# RECORD EXCERPTS

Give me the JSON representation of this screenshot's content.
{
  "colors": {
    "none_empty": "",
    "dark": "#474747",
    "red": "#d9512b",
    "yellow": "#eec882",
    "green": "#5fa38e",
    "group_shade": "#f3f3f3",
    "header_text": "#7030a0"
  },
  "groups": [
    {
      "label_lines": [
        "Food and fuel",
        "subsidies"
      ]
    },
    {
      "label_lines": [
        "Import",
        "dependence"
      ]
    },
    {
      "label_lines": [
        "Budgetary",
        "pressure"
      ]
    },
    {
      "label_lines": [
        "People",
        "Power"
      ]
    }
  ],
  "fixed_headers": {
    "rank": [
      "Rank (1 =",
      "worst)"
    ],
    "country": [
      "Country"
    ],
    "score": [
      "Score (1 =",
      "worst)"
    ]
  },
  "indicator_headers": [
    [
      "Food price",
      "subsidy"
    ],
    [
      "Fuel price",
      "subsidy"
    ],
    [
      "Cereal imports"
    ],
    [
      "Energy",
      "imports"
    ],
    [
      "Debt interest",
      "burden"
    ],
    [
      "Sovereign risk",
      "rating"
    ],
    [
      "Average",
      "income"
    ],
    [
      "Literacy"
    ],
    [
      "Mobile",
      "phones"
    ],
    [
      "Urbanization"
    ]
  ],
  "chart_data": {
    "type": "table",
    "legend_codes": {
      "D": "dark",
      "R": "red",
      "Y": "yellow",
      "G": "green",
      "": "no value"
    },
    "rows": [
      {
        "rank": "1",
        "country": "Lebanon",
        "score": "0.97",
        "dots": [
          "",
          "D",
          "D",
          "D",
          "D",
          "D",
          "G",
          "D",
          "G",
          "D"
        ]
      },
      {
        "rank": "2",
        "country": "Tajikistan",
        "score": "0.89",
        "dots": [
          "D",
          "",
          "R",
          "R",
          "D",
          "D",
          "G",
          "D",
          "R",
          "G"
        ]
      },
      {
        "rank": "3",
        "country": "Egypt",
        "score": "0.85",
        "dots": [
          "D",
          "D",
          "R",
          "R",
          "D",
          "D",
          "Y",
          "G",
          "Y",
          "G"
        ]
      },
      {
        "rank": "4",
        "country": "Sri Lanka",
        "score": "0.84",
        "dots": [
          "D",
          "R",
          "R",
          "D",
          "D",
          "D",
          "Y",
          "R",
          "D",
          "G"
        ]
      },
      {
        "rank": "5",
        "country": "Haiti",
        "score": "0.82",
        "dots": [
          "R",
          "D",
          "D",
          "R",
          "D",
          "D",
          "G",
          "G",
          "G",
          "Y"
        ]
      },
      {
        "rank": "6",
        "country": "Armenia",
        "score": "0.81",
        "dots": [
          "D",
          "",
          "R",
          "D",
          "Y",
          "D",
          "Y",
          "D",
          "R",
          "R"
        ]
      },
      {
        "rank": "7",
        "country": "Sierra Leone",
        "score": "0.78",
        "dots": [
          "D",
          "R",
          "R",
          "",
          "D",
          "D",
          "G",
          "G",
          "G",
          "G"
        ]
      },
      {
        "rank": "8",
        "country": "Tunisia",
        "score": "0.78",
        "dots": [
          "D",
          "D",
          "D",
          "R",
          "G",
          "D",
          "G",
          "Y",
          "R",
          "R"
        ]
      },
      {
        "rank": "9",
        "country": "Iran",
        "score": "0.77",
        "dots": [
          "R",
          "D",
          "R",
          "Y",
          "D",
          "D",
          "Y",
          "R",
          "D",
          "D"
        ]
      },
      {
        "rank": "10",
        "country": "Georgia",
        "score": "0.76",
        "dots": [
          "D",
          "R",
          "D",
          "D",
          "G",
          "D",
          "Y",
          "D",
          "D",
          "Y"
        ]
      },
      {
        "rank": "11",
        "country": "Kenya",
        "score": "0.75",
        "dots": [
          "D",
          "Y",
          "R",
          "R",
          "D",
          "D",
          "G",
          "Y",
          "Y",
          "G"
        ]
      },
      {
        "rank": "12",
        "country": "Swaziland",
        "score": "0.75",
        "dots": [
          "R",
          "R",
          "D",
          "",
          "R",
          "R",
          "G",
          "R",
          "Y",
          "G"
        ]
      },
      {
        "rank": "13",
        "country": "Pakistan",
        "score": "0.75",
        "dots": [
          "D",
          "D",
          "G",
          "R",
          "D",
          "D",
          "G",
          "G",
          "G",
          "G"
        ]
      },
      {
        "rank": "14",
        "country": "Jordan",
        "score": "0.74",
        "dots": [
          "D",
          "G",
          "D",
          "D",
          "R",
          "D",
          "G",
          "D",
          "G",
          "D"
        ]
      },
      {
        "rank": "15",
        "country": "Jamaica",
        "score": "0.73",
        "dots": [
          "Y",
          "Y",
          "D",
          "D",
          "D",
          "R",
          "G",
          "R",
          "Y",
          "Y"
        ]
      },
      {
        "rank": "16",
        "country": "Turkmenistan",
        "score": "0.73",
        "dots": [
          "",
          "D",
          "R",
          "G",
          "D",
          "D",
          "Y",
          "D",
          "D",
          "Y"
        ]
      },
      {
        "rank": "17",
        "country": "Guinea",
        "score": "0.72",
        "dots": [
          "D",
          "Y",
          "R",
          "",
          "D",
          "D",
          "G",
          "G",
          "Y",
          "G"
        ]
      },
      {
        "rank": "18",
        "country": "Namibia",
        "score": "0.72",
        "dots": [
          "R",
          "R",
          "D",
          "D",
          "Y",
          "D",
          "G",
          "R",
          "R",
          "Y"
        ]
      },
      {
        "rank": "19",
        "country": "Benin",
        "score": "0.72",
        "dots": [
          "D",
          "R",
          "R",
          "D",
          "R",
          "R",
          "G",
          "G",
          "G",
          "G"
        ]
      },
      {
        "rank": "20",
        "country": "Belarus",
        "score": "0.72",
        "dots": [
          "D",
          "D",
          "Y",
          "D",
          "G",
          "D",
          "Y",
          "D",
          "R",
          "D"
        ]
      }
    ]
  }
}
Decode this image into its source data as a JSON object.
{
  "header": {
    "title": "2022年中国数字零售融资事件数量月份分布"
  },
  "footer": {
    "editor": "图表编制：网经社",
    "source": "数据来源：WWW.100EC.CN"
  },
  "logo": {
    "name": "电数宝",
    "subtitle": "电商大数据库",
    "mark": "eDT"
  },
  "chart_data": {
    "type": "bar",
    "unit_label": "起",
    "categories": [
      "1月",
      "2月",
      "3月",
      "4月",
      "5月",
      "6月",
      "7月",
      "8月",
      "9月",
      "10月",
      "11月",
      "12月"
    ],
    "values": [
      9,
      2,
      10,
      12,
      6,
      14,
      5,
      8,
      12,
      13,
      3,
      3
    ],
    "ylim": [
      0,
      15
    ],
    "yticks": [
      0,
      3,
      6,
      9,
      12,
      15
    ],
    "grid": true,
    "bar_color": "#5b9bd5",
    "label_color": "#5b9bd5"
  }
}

# STATED TASK
Repeat every record, keeping each word and mark exactly as it is.

# TASK SOLUTION
Give me the JSON representation of this screenshot's content.
{
  "colors": {
    "none_empty": "",
    "dark": "#474747",
    "red": "#d9512b",
    "yellow": "#eec882",
    "green": "#5fa38e",
    "group_shade": "#f3f3f3",
    "header_text": "#7030a0"
  },
  "groups": [
    {
      "label_lines": [
        "Food and fuel",
        "subsidies"
      ]
    },
    {
      "label_lines": [
        "Import",
        "dependence"
      ]
    },
    {
      "label_lines": [
        "Budgetary",
        "pressure"
      ]
    },
    {
      "label_lines": [
        "People",
        "Power"
      ]
    }
  ],
  "fixed_headers": {
    "rank": [
      "Rank (1 =",
      "worst)"
    ],
    "country": [
      "Country"
    ],
    "score": [
      "Score (1 =",
      "worst)"
    ]
  },
  "indicator_headers": [
    [
      "Food price",
      "subsidy"
    ],
    [
      "Fuel price",
      "subsidy"
    ],
    [
      "Cereal imports"
    ],
    [
      "Energy",
      "imports"
    ],
    [
      "Debt interest",
      "burden"
    ],
    [
      "Sovereign risk",
      "rating"
    ],
    [
      "Average",
      "income"
    ],
    [
      "Literacy"
    ],
    [
      "Mobile",
      "phones"
    ],
    [
      "Urbanization"
    ]
  ],
  "chart_data": {
    "type": "table",
    "legend_codes": {
      "D": "dark",
      "R": "red",
      "Y": "yellow",
      "G": "green",
      "": "no value"
    },
    "rows": [
      {
        "rank": "1",
        "country": "Lebanon",
        "score": "0.97",
        "dots": [
          "",
          "D",
          "D",
          "D",
          "D",
          "D",
          "G",
          "D",
          "G",
          "D"
        ]
      },
      {
        "rank": "2",
        "country": "Tajikistan",
        "score": "0.89",
        "dots": [
          "D",
          "",
          "R",
          "R",
          "D",
          "D",
          "G",
          "D",
          "R",
          "G"
        ]
      },
      {
        "rank": "3",
        "country": "Egypt",
        "score": "0.85",
        "dots": [
          "D",
          "D",
          "R",
          "R",
          "D",
          "D",
          "Y",
          "G",
          "Y",
          "G"
        ]
      },
      {
        "rank": "4",
        "country": "Sri Lanka",
        "score": "0.84",
        "dots": [
          "D",
          "R",
          "R",
          "D",
          "D",
          "D",
          "Y",
          "R",
          "D",
          "G"
        ]
      },
      {
        "rank": "5",
        "country": "Haiti",
        "score": "0.82",
        "dots": [
          "R",
          "D",
          "D",
          "R",
          "D",
          "D",
          "G",
          "G",
          "G",
          "Y"
        ]
      },
      {
        "rank": "6",
        "country": "Armenia",
        "score": "0.81",
        "dots": [
          "D",
          "",
          "R",
          "D",
          "Y",
          "D",
          "Y",
          "D",
          "R",
          "R"
        ]
      },
      {
        "rank": "7",
        "country": "Sierra Leone",
        "score": "0.78",
        "dots": [
          "D",
          "R",
          "R",
          "",
          "D",
          "D",
          "G",
          "G",
          "G",
          "G"
        ]
      },
      {
        "rank": "8",
        "country": "Tunisia",
        "score": "0.78",
        "dots": [
          "D",
          "D",
          "D",
          "R",
          "G",
          "D",
          "G",
          "Y",
          "R",
          "R"
        ]
      },
      {
        "rank": "9",
        "country": "Iran",
        "score": "0.77",
        "dots": [
          "R",
          "D",
          "R",
          "Y",
          "D",
          "D",
          "Y",
          "R",
          "D",
          "D"
        ]
      },
      {
        "rank": "10",
        "country": "Georgia",
        "score": "0.76",
        "dots": [
          "D",
          "R",
          "D",
          "D",
          "G",
          "D",
          "Y",
          "D",
          "D",
          "Y"
        ]
      },
      {
        "rank": "11",
        "country": "Kenya",
        "score": "0.75",
        "dots": [
          "D",
          "Y",
          "R",
          "R",
          "D",
          "D",
          "G",
          "Y",
          "Y",
          "G"
        ]
      },
      {
        "rank": "12",
        "country": "Swaziland",
        "score": "0.75",
        "dots": [
          "R",
          "R",
          "D",
          "",
          "R",
          "R",
          "G",
          "R",
          "Y",
          "G"
        ]
      },
      {
        "rank": "13",
        "country": "Pakistan",
        "score": "0.75",
        "dots": [
          "D",
          "D",
          "G",
          "R",
          "D",
          "D",
          "G",
          "G",
          "G",
          "G"
        ]
      },
      {
        "rank": "14",
        "country": "Jordan",
        "score": "0.74",
        "dots": [
          "D",
          "G",
          "D",
          "D",
          "R",
          "D",
          "G",
          "D",
          "G",
          "D"
        ]
      },
      {
        "rank": "15",
        "country": "Jamaica",
        "score": "0.73",
        "dots": [
          "Y",
          "Y",
          "D",
          "D",
          "D",
          "R",
          "G",
          "R",
          "Y",
          "Y"
        ]
      },
      {
        "rank": "16",
        "country": "Turkmenistan",
        "score": "0.73",
        "dots": [
          "",
          "D",
          "R",
          "G",
          "D",
          "D",
          "Y",
          "D",
          "D",
          "Y"
        ]
      },
      {
        "rank": "17",
        "country": "Guinea",
        "score": "0.72",
        "dots": [
          "D",
          "Y",
          "R",
          "",
          "D",
          "D",
          "G",
          "G",
          "Y",
          "G"
        ]
      },
      {
        "rank": "18",
        "country": "Namibia",
        "score": "0.72",
        "dots": [
          "R",
          "R",
          "D",
          "D",
          "Y",
          "D",
          "G",
          "R",
          "R",
          "Y"
        ]
      },
      {
        "rank": "19",
        "country": "Benin",
        "score": "0.72",
        "dots": [
          "D",
          "R",
          "R",
          "D",
          "R",
          "R",
          "G",
          "G",
          "G",
          "G"
        ]
      },
      {
        "rank": "20",
        "country": "Belarus",
        "score": "0.72",
        "dots": [
          "D",
          "D",
          "Y",
          "D",
          "G",
          "D",
          "Y",
          "D",
          "R",
          "D"
        ]
      }
    ]
  }
}
Decode this image into its source data as a JSON object.
{
  "header": {
    "title": "2022年中国数字零售融资事件数量月份分布"
  },
  "footer": {
    "editor": "图表编制：网经社",
    "source": "数据来源：WWW.100EC.CN"
  },
  "logo": {
    "name": "电数宝",
    "subtitle": "电商大数据库",
    "mark": "eDT"
  },
  "chart_data": {
    "type": "bar",
    "unit_label": "起",
    "categories": [
      "1月",
      "2月",
      "3月",
      "4月",
      "5月",
      "6月",
      "7月",
      "8月",
      "9月",
      "10月",
      "11月",
      "12月"
    ],
    "values": [
      9,
      2,
      10,
      12,
      6,
      14,
      5,
      8,
      12,
      13,
      3,
      3
    ],
    "ylim": [
      0,
      15
    ],
    "yticks": [
      0,
      3,
      6,
      9,
      12,
      15
    ],
    "grid": true,
    "bar_color": "#5b9bd5",
    "label_color": "#5b9bd5"
  }
}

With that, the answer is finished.